* Instruction *
Filter out everything except lines holding "Vela".

Stored entries
::::::::

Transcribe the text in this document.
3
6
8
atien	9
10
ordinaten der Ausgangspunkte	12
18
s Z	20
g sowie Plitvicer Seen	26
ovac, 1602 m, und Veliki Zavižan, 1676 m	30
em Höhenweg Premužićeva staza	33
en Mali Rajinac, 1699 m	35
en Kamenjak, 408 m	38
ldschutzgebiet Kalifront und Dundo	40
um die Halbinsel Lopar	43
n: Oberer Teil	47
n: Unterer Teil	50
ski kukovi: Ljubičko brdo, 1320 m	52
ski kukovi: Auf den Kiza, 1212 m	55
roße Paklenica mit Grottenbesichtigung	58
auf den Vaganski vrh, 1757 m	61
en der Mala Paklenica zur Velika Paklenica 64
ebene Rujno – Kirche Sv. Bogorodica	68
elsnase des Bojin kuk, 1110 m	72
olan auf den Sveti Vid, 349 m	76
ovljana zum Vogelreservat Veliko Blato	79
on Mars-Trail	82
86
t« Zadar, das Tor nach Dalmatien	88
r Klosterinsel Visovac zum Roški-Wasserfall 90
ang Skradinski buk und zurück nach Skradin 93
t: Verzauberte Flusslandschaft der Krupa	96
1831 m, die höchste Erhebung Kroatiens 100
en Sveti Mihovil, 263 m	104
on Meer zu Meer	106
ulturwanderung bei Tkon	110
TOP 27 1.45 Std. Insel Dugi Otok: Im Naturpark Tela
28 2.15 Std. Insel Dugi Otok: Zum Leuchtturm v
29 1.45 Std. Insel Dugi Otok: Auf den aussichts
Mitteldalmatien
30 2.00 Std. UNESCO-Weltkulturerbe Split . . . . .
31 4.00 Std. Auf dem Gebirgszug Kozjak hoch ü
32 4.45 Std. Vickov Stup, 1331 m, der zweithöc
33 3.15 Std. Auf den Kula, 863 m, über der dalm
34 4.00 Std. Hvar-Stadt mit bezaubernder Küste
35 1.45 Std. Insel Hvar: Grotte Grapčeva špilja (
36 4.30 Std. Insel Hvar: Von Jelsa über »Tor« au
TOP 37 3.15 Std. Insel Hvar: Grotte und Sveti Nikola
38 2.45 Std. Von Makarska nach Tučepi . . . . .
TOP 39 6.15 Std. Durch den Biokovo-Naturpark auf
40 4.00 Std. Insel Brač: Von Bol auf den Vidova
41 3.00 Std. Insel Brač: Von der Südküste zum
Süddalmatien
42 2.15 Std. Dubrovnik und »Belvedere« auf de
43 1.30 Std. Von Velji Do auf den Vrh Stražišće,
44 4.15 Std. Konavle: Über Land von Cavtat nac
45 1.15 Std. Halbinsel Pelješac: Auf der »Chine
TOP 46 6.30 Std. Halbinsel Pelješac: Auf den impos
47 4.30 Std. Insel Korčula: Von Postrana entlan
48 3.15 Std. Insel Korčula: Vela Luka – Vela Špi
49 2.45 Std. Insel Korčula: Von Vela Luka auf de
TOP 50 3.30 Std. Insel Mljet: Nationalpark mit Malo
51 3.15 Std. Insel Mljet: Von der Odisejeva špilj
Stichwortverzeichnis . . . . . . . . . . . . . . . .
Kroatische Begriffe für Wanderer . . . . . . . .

::::::::

* Result of this exercise *
48 3.15 Std. Insel Korčula: Vela Luka – Vela Špi
49 2.45 Std. Insel Korčula: Von Vela Luka auf de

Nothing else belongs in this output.